--- Dataset excerpts ---

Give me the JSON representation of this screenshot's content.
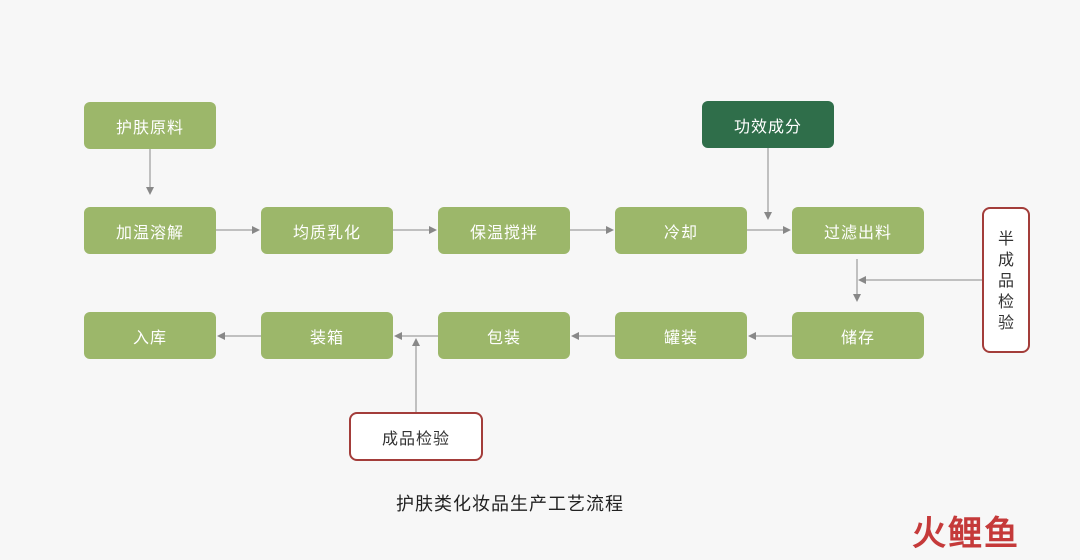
{
  "diagram": {
    "top": {
      "raw_material": "护肤原料",
      "effective_ingredient": "功效成分"
    },
    "process_row": [
      "加温溶解",
      "均质乳化",
      "保温搅拌",
      "冷却",
      "过滤出料"
    ],
    "packing_row": [
      "入库",
      "装箱",
      "包装",
      "罐装",
      "储存"
    ],
    "semi_inspection": "半成品检验",
    "final_inspection": "成品检验",
    "caption": "护肤类化妆品生产工艺流程"
  },
  "watermark": {
    "text": "火鲤鱼"
  },
  "colors": {
    "step_green": "#9cb76a",
    "ingredient_dark_green": "#2f6e4a",
    "inspection_border": "#a33d3a",
    "arrow": "#888888"
  }
}
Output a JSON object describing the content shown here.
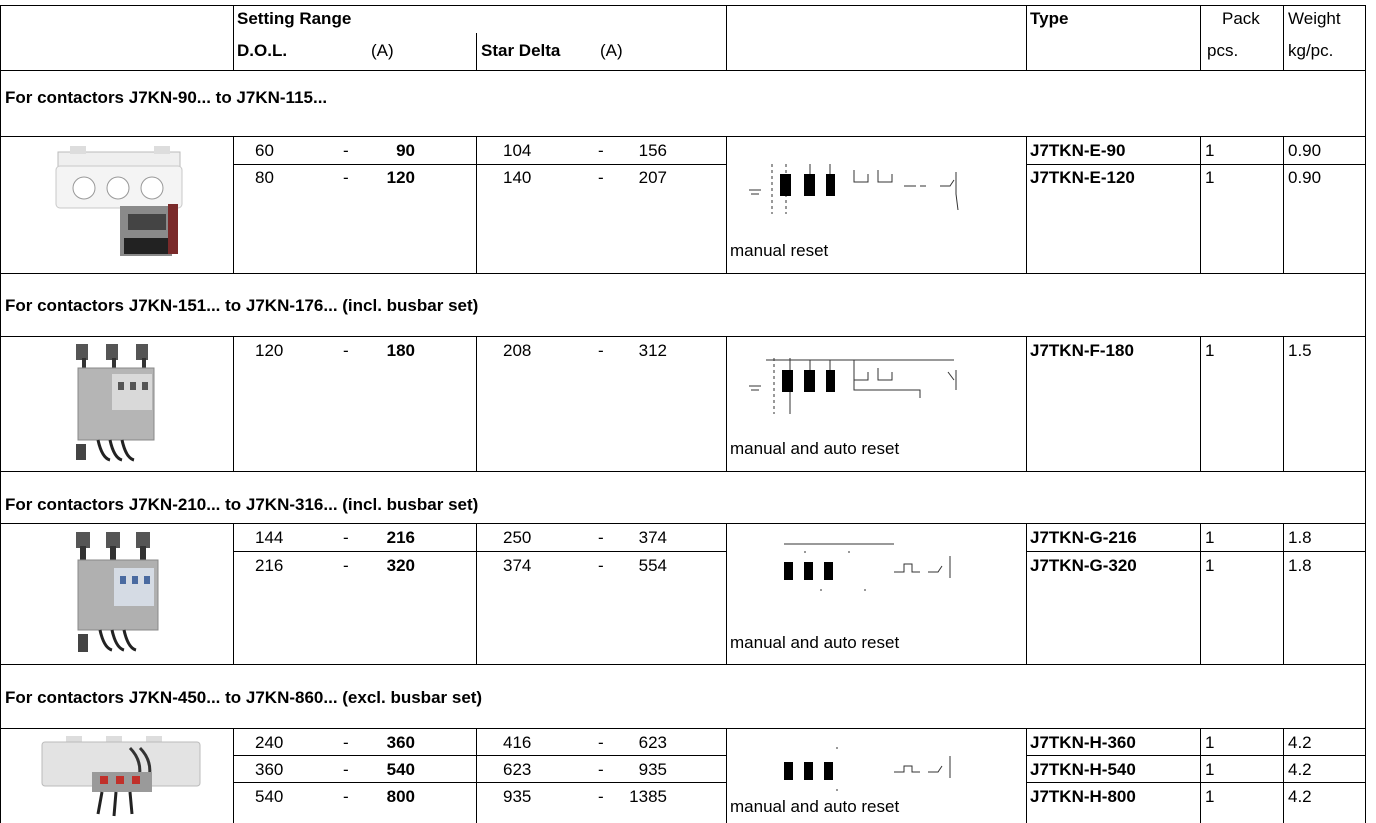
{
  "header": {
    "setting_range": "Setting Range",
    "dol": "D.O.L.",
    "amp1": "(A)",
    "star_delta": "Star Delta",
    "amp2": "(A)",
    "type": "Type",
    "pack": "Pack",
    "pcs": "pcs.",
    "weight": "Weight",
    "kg": "kg/pc."
  },
  "dash": "-",
  "groups": [
    {
      "title": "For contactors J7KN-90... to J7KN-115...",
      "reset": "manual reset",
      "rows": [
        {
          "dol_min": "60",
          "dol_max": "90",
          "sd_min": "104",
          "sd_max": "156",
          "type": "J7TKN-E-90",
          "pack": "1",
          "weight": "0.90"
        },
        {
          "dol_min": "80",
          "dol_max": "120",
          "sd_min": "140",
          "sd_max": "207",
          "type": "J7TKN-E-120",
          "pack": "1",
          "weight": "0.90"
        }
      ]
    },
    {
      "title": "For contactors J7KN-151... to J7KN-176... (incl. busbar set)",
      "reset": "manual and auto reset",
      "rows": [
        {
          "dol_min": "120",
          "dol_max": "180",
          "sd_min": "208",
          "sd_max": "312",
          "type": "J7TKN-F-180",
          "pack": "1",
          "weight": "1.5"
        }
      ]
    },
    {
      "title": "For contactors J7KN-210... to J7KN-316... (incl. busbar set)",
      "reset": "manual and auto reset",
      "rows": [
        {
          "dol_min": "144",
          "dol_max": "216",
          "sd_min": "250",
          "sd_max": "374",
          "type": "J7TKN-G-216",
          "pack": "1",
          "weight": "1.8"
        },
        {
          "dol_min": "216",
          "dol_max": "320",
          "sd_min": "374",
          "sd_max": "554",
          "type": "J7TKN-G-320",
          "pack": "1",
          "weight": "1.8"
        }
      ]
    },
    {
      "title": "For contactors J7KN-450... to J7KN-860... (excl. busbar set)",
      "reset": "manual and auto reset",
      "rows": [
        {
          "dol_min": "240",
          "dol_max": "360",
          "sd_min": "416",
          "sd_max": "623",
          "type": "J7TKN-H-360",
          "pack": "1",
          "weight": "4.2"
        },
        {
          "dol_min": "360",
          "dol_max": "540",
          "sd_min": "623",
          "sd_max": "935",
          "type": "J7TKN-H-540",
          "pack": "1",
          "weight": "4.2"
        },
        {
          "dol_min": "540",
          "dol_max": "800",
          "sd_min": "935",
          "sd_max": "1385",
          "type": "J7TKN-H-800",
          "pack": "1",
          "weight": "4.2"
        }
      ]
    }
  ]
}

---

_Aim of the exercise_
Without the pictures, retype the whole of the material above exactly.

_Result below_
Give me the JSON representation of this screenshot's content.
{
  "diagram": {
    "top": {
      "raw_material": "护肤原料",
      "effective_ingredient": "功效成分"
    },
    "process_row": [
      "加温溶解",
      "均质乳化",
      "保温搅拌",
      "冷却",
      "过滤出料"
    ],
    "packing_row": [
      "入库",
      "装箱",
      "包装",
      "罐装",
      "储存"
    ],
    "semi_inspection": "半成品检验",
    "final_inspection": "成品检验",
    "caption": "护肤类化妆品生产工艺流程"
  },
  "watermark": {
    "text": "火鲤鱼"
  },
  "colors": {
    "step_green": "#9cb76a",
    "ingredient_dark_green": "#2f6e4a",
    "inspection_border": "#a33d3a",
    "arrow": "#888888"
  }
}
Output a JSON object describing the content shown here.
{
  "header": {
    "setting_range": "Setting Range",
    "dol": "D.O.L.",
    "amp1": "(A)",
    "star_delta": "Star Delta",
    "amp2": "(A)",
    "type": "Type",
    "pack": "Pack",
    "pcs": "pcs.",
    "weight": "Weight",
    "kg": "kg/pc."
  },
  "dash": "-",
  "groups": [
    {
      "title": "For contactors J7KN-90... to J7KN-115...",
      "reset": "manual reset",
      "rows": [
        {
          "dol_min": "60",
          "dol_max": "90",
          "sd_min": "104",
          "sd_max": "156",
          "type": "J7TKN-E-90",
          "pack": "1",
          "weight": "0.90"
        },
        {
          "dol_min": "80",
          "dol_max": "120",
          "sd_min": "140",
          "sd_max": "207",
          "type": "J7TKN-E-120",
          "pack": "1",
          "weight": "0.90"
        }
      ]
    },
    {
      "title": "For contactors J7KN-151... to J7KN-176... (incl. busbar set)",
      "reset": "manual and auto reset",
      "rows": [
        {
          "dol_min": "120",
          "dol_max": "180",
          "sd_min": "208",
          "sd_max": "312",
          "type": "J7TKN-F-180",
          "pack": "1",
          "weight": "1.5"
        }
      ]
    },
    {
      "title": "For contactors J7KN-210... to J7KN-316... (incl. busbar set)",
      "reset": "manual and auto reset",
      "rows": [
        {
          "dol_min": "144",
          "dol_max": "216",
          "sd_min": "250",
          "sd_max": "374",
          "type": "J7TKN-G-216",
          "pack": "1",
          "weight": "1.8"
        },
        {
          "dol_min": "216",
          "dol_max": "320",
          "sd_min": "374",
          "sd_max": "554",
          "type": "J7TKN-G-320",
          "pack": "1",
          "weight": "1.8"
        }
      ]
    },
    {
      "title": "For contactors J7KN-450... to J7KN-860... (excl. busbar set)",
      "reset": "manual and auto reset",
      "rows": [
        {
          "dol_min": "240",
          "dol_max": "360",
          "sd_min": "416",
          "sd_max": "623",
          "type": "J7TKN-H-360",
          "pack": "1",
          "weight": "4.2"
        },
        {
          "dol_min": "360",
          "dol_max": "540",
          "sd_min": "623",
          "sd_max": "935",
          "type": "J7TKN-H-540",
          "pack": "1",
          "weight": "4.2"
        },
        {
          "dol_min": "540",
          "dol_max": "800",
          "sd_min": "935",
          "sd_max": "1385",
          "type": "J7TKN-H-800",
          "pack": "1",
          "weight": "4.2"
        }
      ]
    }
  ]
}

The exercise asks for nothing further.